= RECORD SET =
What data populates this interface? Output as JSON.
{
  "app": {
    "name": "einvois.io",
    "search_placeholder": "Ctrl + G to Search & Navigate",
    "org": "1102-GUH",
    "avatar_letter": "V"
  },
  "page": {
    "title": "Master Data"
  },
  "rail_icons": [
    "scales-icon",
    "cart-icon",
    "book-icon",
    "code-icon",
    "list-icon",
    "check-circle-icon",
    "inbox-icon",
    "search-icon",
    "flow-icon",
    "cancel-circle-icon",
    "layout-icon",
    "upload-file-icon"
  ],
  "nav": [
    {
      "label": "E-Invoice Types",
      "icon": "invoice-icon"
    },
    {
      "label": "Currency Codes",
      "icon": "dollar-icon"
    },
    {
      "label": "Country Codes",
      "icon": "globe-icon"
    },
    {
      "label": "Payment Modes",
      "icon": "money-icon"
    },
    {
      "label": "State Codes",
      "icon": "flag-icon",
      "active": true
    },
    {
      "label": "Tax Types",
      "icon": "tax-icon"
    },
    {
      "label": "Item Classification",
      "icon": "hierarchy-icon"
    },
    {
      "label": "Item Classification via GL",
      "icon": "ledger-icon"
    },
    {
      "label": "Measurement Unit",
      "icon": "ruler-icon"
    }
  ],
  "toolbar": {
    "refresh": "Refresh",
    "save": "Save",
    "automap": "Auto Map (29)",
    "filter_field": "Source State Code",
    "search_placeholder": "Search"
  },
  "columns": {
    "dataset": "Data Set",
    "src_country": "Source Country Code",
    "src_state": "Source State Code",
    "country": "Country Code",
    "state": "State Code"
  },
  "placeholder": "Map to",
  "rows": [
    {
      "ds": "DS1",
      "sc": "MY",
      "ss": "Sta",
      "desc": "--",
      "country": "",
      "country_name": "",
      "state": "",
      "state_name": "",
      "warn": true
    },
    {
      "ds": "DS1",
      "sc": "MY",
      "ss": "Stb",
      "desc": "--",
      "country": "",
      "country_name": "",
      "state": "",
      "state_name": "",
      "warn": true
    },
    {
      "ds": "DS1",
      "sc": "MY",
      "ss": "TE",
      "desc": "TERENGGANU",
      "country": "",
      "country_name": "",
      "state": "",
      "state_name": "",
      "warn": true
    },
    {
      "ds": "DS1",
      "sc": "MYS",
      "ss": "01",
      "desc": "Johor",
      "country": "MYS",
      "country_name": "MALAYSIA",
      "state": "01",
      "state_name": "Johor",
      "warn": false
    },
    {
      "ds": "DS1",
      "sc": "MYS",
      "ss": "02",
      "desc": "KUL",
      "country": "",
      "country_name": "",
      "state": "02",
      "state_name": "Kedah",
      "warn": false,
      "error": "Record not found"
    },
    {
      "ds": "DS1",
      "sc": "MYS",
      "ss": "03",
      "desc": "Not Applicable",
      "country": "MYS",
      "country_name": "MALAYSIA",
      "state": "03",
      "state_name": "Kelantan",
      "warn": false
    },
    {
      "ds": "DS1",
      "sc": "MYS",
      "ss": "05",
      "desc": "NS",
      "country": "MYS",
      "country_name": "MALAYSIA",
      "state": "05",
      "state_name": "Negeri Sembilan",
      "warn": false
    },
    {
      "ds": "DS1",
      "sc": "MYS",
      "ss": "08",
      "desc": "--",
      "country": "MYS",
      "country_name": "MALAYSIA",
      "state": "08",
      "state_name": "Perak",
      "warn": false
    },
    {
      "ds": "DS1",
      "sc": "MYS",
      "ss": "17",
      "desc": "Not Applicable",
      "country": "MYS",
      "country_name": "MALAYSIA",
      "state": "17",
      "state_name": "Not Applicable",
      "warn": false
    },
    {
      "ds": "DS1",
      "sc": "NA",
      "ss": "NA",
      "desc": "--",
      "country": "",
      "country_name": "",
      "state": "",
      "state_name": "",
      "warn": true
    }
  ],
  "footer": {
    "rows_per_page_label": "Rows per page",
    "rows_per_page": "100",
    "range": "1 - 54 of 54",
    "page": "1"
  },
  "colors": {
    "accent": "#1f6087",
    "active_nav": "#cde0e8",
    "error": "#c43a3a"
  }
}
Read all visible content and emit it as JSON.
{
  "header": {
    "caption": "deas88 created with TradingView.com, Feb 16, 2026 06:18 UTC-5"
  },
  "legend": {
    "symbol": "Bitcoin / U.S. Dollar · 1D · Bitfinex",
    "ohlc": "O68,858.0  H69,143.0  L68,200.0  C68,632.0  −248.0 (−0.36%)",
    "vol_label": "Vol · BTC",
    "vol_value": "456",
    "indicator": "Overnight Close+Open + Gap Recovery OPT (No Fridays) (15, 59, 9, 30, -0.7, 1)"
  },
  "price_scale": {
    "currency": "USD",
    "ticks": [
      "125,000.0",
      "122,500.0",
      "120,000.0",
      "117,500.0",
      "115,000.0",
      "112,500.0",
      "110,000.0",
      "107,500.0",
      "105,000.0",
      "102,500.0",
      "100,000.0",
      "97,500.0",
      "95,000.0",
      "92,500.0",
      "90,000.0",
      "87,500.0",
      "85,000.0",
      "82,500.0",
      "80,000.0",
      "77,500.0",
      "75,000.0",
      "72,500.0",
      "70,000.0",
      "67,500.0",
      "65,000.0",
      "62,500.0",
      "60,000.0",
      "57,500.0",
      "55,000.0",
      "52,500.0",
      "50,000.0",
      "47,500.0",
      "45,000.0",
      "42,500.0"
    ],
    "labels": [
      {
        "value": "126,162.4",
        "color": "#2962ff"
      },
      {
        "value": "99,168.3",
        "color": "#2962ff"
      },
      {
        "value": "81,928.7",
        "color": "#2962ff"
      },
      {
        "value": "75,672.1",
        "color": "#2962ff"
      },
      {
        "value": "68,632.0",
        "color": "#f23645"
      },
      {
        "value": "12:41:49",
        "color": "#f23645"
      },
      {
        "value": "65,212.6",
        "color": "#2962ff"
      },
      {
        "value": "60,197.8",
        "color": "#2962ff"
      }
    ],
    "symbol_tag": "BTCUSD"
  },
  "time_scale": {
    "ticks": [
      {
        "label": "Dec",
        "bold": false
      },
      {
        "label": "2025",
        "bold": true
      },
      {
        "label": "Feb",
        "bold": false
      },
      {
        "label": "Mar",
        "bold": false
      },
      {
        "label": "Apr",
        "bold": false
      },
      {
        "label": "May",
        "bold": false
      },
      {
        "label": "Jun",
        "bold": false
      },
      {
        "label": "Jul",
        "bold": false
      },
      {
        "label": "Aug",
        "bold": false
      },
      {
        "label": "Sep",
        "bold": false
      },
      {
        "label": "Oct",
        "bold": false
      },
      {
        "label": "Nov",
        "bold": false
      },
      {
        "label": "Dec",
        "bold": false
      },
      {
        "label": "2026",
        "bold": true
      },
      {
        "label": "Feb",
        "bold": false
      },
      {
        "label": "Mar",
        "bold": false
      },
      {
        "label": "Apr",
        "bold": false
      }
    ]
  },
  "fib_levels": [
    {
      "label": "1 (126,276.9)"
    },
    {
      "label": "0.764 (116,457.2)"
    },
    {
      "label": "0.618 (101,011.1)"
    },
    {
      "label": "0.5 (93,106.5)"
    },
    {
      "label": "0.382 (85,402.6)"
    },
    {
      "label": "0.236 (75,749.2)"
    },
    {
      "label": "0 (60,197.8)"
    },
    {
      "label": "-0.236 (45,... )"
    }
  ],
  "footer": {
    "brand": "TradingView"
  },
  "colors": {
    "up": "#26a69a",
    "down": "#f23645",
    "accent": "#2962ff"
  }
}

= WHAT IS NEEDED =
Quote the listing in full, please, keeping every line exact.

= THE RESPONSE =
What data populates this interface? Output as JSON.
{
  "app": {
    "name": "einvois.io",
    "search_placeholder": "Ctrl + G to Search & Navigate",
    "org": "1102-GUH",
    "avatar_letter": "V"
  },
  "page": {
    "title": "Master Data"
  },
  "rail_icons": [
    "scales-icon",
    "cart-icon",
    "book-icon",
    "code-icon",
    "list-icon",
    "check-circle-icon",
    "inbox-icon",
    "search-icon",
    "flow-icon",
    "cancel-circle-icon",
    "layout-icon",
    "upload-file-icon"
  ],
  "nav": [
    {
      "label": "E-Invoice Types",
      "icon": "invoice-icon"
    },
    {
      "label": "Currency Codes",
      "icon": "dollar-icon"
    },
    {
      "label": "Country Codes",
      "icon": "globe-icon"
    },
    {
      "label": "Payment Modes",
      "icon": "money-icon"
    },
    {
      "label": "State Codes",
      "icon": "flag-icon",
      "active": true
    },
    {
      "label": "Tax Types",
      "icon": "tax-icon"
    },
    {
      "label": "Item Classification",
      "icon": "hierarchy-icon"
    },
    {
      "label": "Item Classification via GL",
      "icon": "ledger-icon"
    },
    {
      "label": "Measurement Unit",
      "icon": "ruler-icon"
    }
  ],
  "toolbar": {
    "refresh": "Refresh",
    "save": "Save",
    "automap": "Auto Map (29)",
    "filter_field": "Source State Code",
    "search_placeholder": "Search"
  },
  "columns": {
    "dataset": "Data Set",
    "src_country": "Source Country Code",
    "src_state": "Source State Code",
    "country": "Country Code",
    "state": "State Code"
  },
  "placeholder": "Map to",
  "rows": [
    {
      "ds": "DS1",
      "sc": "MY",
      "ss": "Sta",
      "desc": "--",
      "country": "",
      "country_name": "",
      "state": "",
      "state_name": "",
      "warn": true
    },
    {
      "ds": "DS1",
      "sc": "MY",
      "ss": "Stb",
      "desc": "--",
      "country": "",
      "country_name": "",
      "state": "",
      "state_name": "",
      "warn": true
    },
    {
      "ds": "DS1",
      "sc": "MY",
      "ss": "TE",
      "desc": "TERENGGANU",
      "country": "",
      "country_name": "",
      "state": "",
      "state_name": "",
      "warn": true
    },
    {
      "ds": "DS1",
      "sc": "MYS",
      "ss": "01",
      "desc": "Johor",
      "country": "MYS",
      "country_name": "MALAYSIA",
      "state": "01",
      "state_name": "Johor",
      "warn": false
    },
    {
      "ds": "DS1",
      "sc": "MYS",
      "ss": "02",
      "desc": "KUL",
      "country": "",
      "country_name": "",
      "state": "02",
      "state_name": "Kedah",
      "warn": false,
      "error": "Record not found"
    },
    {
      "ds": "DS1",
      "sc": "MYS",
      "ss": "03",
      "desc": "Not Applicable",
      "country": "MYS",
      "country_name": "MALAYSIA",
      "state": "03",
      "state_name": "Kelantan",
      "warn": false
    },
    {
      "ds": "DS1",
      "sc": "MYS",
      "ss": "05",
      "desc": "NS",
      "country": "MYS",
      "country_name": "MALAYSIA",
      "state": "05",
      "state_name": "Negeri Sembilan",
      "warn": false
    },
    {
      "ds": "DS1",
      "sc": "MYS",
      "ss": "08",
      "desc": "--",
      "country": "MYS",
      "country_name": "MALAYSIA",
      "state": "08",
      "state_name": "Perak",
      "warn": false
    },
    {
      "ds": "DS1",
      "sc": "MYS",
      "ss": "17",
      "desc": "Not Applicable",
      "country": "MYS",
      "country_name": "MALAYSIA",
      "state": "17",
      "state_name": "Not Applicable",
      "warn": false
    },
    {
      "ds": "DS1",
      "sc": "NA",
      "ss": "NA",
      "desc": "--",
      "country": "",
      "country_name": "",
      "state": "",
      "state_name": "",
      "warn": true
    }
  ],
  "footer": {
    "rows_per_page_label": "Rows per page",
    "rows_per_page": "100",
    "range": "1 - 54 of 54",
    "page": "1"
  },
  "colors": {
    "accent": "#1f6087",
    "active_nav": "#cde0e8",
    "error": "#c43a3a"
  }
}
Read all visible content and emit it as JSON.
{
  "header": {
    "caption": "deas88 created with TradingView.com, Feb 16, 2026 06:18 UTC-5"
  },
  "legend": {
    "symbol": "Bitcoin / U.S. Dollar · 1D · Bitfinex",
    "ohlc": "O68,858.0  H69,143.0  L68,200.0  C68,632.0  −248.0 (−0.36%)",
    "vol_label": "Vol · BTC",
    "vol_value": "456",
    "indicator": "Overnight Close+Open + Gap Recovery OPT (No Fridays) (15, 59, 9, 30, -0.7, 1)"
  },
  "price_scale": {
    "currency": "USD",
    "ticks": [
      "125,000.0",
      "122,500.0",
      "120,000.0",
      "117,500.0",
      "115,000.0",
      "112,500.0",
      "110,000.0",
      "107,500.0",
      "105,000.0",
      "102,500.0",
      "100,000.0",
      "97,500.0",
      "95,000.0",
      "92,500.0",
      "90,000.0",
      "87,500.0",
      "85,000.0",
      "82,500.0",
      "80,000.0",
      "77,500.0",
      "75,000.0",
      "72,500.0",
      "70,000.0",
      "67,500.0",
      "65,000.0",
      "62,500.0",
      "60,000.0",
      "57,500.0",
      "55,000.0",
      "52,500.0",
      "50,000.0",
      "47,500.0",
      "45,000.0",
      "42,500.0"
    ],
    "labels": [
      {
        "value": "126,162.4",
        "color": "#2962ff"
      },
      {
        "value": "99,168.3",
        "color": "#2962ff"
      },
      {
        "value": "81,928.7",
        "color": "#2962ff"
      },
      {
        "value": "75,672.1",
        "color": "#2962ff"
      },
      {
        "value": "68,632.0",
        "color": "#f23645"
      },
      {
        "value": "12:41:49",
        "color": "#f23645"
      },
      {
        "value": "65,212.6",
        "color": "#2962ff"
      },
      {
        "value": "60,197.8",
        "color": "#2962ff"
      }
    ],
    "symbol_tag": "BTCUSD"
  },
  "time_scale": {
    "ticks": [
      {
        "label": "Dec",
        "bold": false
      },
      {
        "label": "2025",
        "bold": true
      },
      {
        "label": "Feb",
        "bold": false
      },
      {
        "label": "Mar",
        "bold": false
      },
      {
        "label": "Apr",
        "bold": false
      },
      {
        "label": "May",
        "bold": false
      },
      {
        "label": "Jun",
        "bold": false
      },
      {
        "label": "Jul",
        "bold": false
      },
      {
        "label": "Aug",
        "bold": false
      },
      {
        "label": "Sep",
        "bold": false
      },
      {
        "label": "Oct",
        "bold": false
      },
      {
        "label": "Nov",
        "bold": false
      },
      {
        "label": "Dec",
        "bold": false
      },
      {
        "label": "2026",
        "bold": true
      },
      {
        "label": "Feb",
        "bold": false
      },
      {
        "label": "Mar",
        "bold": false
      },
      {
        "label": "Apr",
        "bold": false
      }
    ]
  },
  "fib_levels": [
    {
      "label": "1 (126,276.9)"
    },
    {
      "label": "0.764 (116,457.2)"
    },
    {
      "label": "0.618 (101,011.1)"
    },
    {
      "label": "0.5 (93,106.5)"
    },
    {
      "label": "0.382 (85,402.6)"
    },
    {
      "label": "0.236 (75,749.2)"
    },
    {
      "label": "0 (60,197.8)"
    },
    {
      "label": "-0.236 (45,... )"
    }
  ],
  "footer": {
    "brand": "TradingView"
  },
  "colors": {
    "up": "#26a69a",
    "down": "#f23645",
    "accent": "#2962ff"
  }
}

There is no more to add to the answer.